* begin Data provided *

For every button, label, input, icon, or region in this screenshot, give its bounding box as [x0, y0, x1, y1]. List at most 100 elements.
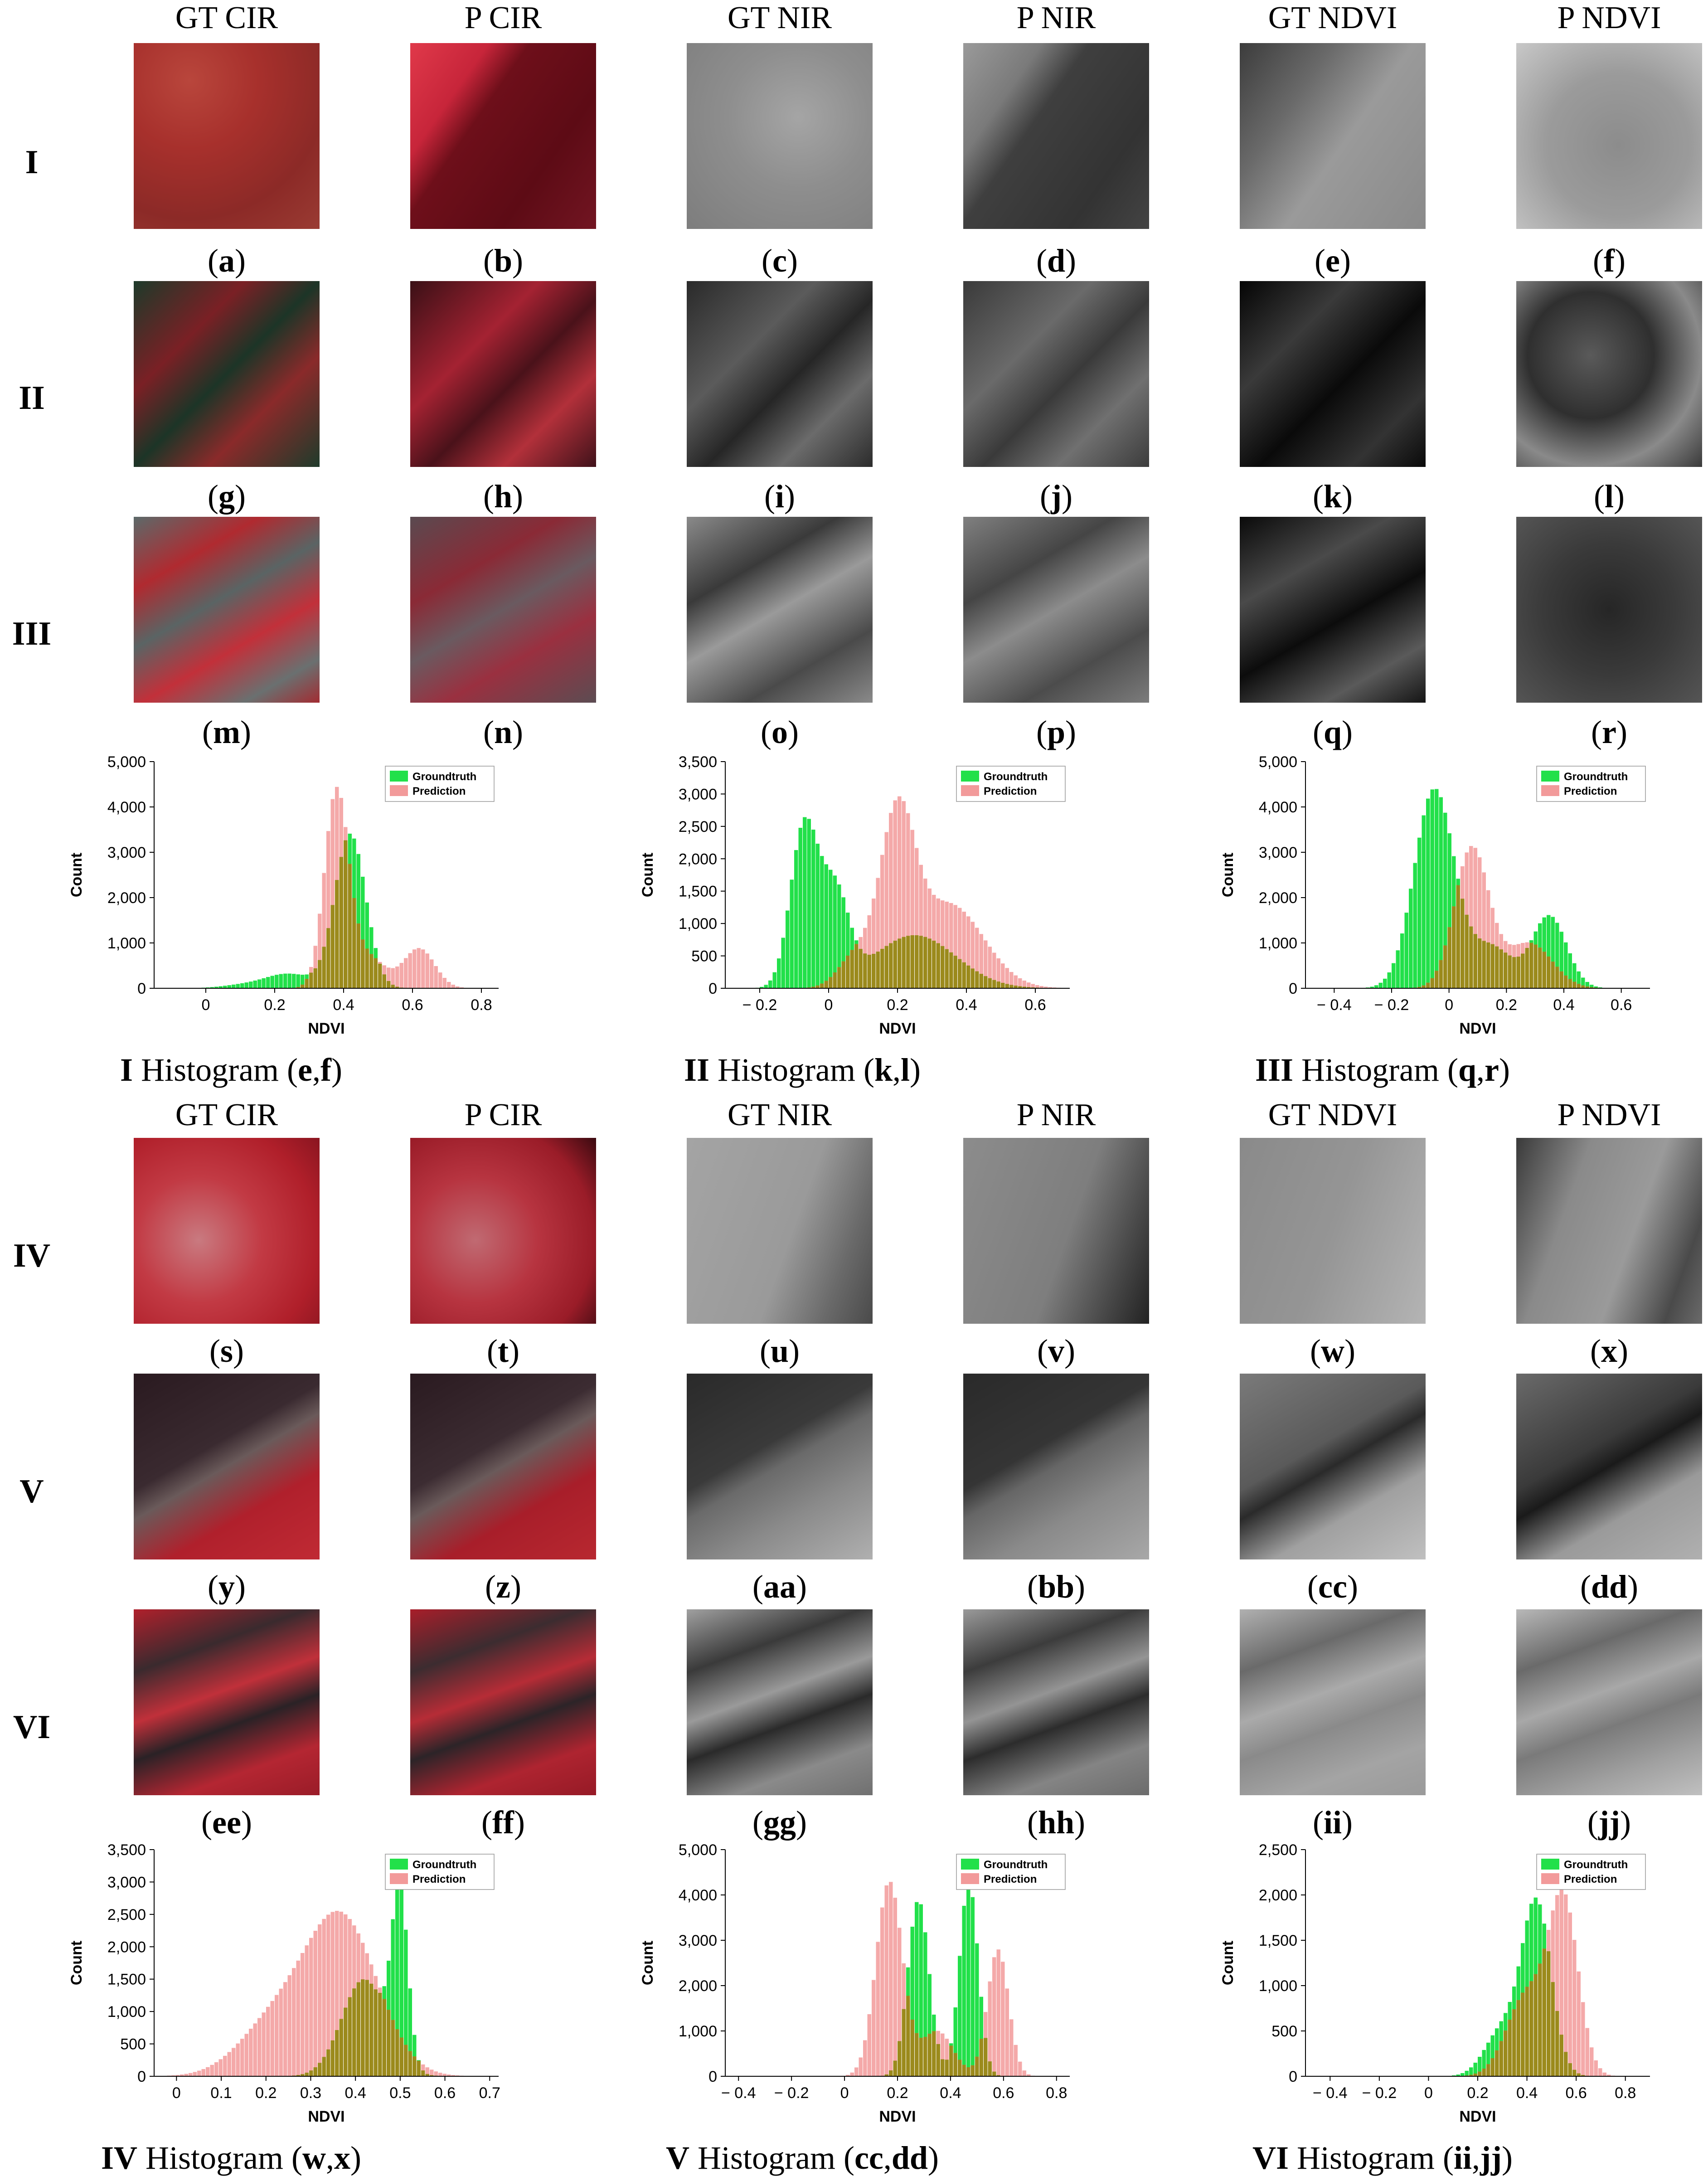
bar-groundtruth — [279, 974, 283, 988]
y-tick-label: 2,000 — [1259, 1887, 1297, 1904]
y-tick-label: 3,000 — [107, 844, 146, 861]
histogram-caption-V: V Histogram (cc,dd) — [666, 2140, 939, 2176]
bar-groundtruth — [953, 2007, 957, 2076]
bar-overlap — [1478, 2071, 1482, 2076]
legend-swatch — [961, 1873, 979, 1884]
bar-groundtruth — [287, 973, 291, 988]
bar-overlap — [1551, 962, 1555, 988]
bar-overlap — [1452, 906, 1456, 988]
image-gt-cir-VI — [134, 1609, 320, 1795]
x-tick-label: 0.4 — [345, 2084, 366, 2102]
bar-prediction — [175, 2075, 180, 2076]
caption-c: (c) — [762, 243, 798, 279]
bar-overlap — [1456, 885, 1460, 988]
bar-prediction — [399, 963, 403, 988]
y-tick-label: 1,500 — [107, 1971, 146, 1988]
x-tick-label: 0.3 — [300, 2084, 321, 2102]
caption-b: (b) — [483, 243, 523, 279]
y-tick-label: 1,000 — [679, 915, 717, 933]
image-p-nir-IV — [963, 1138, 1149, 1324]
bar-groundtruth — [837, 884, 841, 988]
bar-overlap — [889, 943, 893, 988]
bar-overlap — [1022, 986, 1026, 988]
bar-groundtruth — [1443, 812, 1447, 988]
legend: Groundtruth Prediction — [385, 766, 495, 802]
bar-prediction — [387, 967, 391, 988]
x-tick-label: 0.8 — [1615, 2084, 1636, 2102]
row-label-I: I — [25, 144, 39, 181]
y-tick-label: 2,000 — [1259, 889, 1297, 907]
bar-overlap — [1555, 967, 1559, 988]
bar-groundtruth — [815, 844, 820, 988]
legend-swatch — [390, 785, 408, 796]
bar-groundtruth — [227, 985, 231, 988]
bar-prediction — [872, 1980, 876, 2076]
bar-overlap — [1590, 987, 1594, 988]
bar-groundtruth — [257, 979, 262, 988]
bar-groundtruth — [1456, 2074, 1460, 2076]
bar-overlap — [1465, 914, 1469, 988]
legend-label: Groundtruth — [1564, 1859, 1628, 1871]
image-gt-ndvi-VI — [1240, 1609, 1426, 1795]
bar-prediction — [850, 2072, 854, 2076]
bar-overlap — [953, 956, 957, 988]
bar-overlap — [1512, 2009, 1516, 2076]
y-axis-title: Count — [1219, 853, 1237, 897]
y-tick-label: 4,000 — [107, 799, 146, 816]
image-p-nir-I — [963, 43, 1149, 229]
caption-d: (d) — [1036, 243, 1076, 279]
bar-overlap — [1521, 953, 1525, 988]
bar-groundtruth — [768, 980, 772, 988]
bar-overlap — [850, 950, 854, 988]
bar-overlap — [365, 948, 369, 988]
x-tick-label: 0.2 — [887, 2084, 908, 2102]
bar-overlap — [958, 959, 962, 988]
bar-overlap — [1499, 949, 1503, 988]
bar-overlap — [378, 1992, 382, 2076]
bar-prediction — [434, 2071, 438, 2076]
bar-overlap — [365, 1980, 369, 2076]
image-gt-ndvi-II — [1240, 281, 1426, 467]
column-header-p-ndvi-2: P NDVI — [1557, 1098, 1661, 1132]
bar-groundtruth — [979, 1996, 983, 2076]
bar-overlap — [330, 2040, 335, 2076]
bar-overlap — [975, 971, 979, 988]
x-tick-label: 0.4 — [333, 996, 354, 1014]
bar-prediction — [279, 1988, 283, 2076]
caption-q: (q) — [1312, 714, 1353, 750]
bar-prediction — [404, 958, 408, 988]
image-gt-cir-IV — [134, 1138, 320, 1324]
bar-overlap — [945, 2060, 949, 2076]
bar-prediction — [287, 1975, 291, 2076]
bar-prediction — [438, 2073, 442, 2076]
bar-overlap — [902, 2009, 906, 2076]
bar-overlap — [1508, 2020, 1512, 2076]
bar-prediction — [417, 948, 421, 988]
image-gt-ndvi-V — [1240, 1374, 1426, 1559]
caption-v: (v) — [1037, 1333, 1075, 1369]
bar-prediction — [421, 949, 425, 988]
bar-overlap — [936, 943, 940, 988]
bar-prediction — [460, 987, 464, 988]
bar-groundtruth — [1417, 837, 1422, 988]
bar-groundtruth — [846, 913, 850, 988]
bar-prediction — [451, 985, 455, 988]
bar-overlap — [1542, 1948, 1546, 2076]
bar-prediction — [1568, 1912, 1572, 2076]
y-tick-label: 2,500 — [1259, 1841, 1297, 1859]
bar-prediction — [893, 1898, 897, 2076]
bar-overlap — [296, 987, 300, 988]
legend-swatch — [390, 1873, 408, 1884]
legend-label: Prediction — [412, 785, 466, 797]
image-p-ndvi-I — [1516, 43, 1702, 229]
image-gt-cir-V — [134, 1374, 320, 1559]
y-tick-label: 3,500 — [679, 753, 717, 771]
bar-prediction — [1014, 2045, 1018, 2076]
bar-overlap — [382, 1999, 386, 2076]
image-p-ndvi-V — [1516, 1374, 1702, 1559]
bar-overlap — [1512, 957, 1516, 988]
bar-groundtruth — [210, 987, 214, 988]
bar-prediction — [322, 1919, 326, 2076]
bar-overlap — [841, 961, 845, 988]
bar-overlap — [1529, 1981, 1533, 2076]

* end Data provided *
* begin Data provided *

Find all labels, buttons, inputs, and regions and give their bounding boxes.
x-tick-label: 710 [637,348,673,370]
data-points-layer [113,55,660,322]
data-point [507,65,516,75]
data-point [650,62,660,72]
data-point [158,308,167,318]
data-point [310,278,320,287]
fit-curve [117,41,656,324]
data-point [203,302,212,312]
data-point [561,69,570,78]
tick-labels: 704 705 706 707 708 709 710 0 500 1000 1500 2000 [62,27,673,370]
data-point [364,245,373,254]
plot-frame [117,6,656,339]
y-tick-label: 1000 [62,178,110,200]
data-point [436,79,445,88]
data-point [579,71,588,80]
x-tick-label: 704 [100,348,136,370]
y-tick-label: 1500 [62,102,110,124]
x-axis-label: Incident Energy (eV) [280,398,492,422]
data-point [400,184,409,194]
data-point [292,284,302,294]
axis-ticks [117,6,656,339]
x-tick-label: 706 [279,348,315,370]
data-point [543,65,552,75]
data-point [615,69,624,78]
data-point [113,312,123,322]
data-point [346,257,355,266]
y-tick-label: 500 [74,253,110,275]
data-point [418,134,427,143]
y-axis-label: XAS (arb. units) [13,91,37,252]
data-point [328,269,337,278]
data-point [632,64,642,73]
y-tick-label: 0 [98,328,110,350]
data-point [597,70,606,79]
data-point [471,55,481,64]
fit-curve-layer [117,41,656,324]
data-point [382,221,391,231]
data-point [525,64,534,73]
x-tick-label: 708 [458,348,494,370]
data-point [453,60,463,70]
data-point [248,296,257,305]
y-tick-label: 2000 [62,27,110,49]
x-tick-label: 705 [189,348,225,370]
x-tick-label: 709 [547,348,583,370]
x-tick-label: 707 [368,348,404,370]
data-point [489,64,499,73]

* end Data provided *

▶ **Task brief**
Copy out the records between the line holding "bar-groundtruth — [279, 974, 283, 988]" and the line holding "bar-groundtruth — [953, 2007, 957, 2076]", inclusive, reproducing each line precisely.

▶ **Solution for this exercise**
bar-groundtruth — [279, 974, 283, 988]
y-tick-label: 2,000 — [1259, 1887, 1297, 1904]
y-tick-label: 3,000 — [107, 844, 146, 861]
histogram-caption-V: V Histogram (cc,dd) — [666, 2140, 939, 2176]
bar-groundtruth — [953, 2007, 957, 2076]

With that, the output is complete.